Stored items
---+---

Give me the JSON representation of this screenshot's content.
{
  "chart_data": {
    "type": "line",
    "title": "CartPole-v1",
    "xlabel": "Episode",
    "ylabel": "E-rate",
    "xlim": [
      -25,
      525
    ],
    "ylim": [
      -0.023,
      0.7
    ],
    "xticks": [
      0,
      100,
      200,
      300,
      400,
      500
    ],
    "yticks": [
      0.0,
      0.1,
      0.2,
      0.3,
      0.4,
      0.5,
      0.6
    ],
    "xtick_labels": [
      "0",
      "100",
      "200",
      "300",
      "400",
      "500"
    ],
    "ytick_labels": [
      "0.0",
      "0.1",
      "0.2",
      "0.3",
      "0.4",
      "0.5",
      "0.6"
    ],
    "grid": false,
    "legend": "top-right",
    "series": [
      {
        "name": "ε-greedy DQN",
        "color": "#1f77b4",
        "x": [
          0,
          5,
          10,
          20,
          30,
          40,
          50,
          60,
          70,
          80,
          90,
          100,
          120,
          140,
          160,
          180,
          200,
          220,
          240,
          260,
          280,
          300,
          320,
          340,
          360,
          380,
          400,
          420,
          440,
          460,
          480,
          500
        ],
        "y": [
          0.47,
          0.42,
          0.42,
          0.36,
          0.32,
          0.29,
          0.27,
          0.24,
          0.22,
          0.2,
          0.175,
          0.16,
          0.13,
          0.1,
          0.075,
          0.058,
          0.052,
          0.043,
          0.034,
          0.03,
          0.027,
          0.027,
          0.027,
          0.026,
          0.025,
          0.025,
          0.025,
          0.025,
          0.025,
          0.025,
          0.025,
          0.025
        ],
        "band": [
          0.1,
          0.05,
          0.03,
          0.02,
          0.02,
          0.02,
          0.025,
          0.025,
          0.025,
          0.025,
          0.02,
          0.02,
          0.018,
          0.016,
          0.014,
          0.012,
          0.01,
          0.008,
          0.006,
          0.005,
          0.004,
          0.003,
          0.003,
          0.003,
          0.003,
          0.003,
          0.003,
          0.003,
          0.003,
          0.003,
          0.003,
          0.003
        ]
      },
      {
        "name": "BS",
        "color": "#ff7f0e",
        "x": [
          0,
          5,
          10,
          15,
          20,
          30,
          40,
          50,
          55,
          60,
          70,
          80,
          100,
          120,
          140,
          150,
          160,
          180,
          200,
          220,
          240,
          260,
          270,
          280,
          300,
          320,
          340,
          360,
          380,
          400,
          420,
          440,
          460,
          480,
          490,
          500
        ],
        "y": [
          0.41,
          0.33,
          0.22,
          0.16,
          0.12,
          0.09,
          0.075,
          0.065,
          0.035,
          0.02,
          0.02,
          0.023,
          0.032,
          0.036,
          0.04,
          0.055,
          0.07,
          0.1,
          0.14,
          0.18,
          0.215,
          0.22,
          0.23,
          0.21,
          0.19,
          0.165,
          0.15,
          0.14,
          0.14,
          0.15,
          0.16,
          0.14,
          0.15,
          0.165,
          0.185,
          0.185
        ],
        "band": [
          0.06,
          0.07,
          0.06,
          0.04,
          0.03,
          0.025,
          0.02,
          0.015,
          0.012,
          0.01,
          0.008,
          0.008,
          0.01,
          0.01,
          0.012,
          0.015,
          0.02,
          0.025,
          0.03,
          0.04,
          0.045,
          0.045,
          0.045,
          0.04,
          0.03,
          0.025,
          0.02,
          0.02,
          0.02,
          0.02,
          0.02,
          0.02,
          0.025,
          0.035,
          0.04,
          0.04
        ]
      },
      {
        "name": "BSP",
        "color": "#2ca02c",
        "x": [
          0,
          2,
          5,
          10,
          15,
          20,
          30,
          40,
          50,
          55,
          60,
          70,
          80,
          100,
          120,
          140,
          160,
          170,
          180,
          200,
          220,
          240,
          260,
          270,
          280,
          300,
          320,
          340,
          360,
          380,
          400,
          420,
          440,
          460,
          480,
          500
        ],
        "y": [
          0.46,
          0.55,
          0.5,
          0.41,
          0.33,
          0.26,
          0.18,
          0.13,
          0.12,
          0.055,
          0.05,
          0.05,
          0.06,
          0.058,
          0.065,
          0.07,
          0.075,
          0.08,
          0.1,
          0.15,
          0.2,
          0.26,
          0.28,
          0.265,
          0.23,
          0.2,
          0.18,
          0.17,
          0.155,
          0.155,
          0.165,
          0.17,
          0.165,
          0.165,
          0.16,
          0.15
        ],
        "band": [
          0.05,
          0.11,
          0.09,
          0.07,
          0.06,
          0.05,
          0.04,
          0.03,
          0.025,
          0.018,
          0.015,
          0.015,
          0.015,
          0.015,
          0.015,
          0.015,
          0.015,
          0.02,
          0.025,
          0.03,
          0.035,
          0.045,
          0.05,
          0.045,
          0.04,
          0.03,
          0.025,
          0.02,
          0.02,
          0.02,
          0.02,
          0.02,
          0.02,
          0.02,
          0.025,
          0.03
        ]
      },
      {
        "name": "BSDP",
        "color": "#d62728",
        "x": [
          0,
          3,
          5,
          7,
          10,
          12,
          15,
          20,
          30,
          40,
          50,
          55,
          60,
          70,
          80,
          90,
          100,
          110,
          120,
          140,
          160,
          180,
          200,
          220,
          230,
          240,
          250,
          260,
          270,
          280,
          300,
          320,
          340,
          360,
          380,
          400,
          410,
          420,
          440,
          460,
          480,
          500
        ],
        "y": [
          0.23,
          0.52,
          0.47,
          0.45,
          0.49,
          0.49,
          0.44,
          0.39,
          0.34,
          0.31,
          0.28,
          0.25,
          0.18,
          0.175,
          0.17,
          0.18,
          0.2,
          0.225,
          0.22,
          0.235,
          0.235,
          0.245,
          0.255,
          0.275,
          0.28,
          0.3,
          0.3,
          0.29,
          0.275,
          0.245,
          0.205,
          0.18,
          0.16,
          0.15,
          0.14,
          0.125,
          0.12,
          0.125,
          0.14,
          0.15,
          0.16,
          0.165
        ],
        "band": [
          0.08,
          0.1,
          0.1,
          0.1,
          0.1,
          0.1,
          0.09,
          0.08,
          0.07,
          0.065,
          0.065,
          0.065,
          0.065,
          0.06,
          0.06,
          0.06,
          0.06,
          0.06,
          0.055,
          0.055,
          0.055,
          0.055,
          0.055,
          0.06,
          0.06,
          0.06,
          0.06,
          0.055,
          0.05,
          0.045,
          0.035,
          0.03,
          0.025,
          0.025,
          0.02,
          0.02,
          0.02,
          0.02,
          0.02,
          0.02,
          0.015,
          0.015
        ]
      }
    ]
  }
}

---+---

▶ **Directions for this task**: Using the listing above, return all lines where the word "color" occurs.

▶ **Written answer**:
        "color": "#1f77b4",
        "color": "#ff7f0e",
        "color": "#2ca02c",
        "color": "#d62728",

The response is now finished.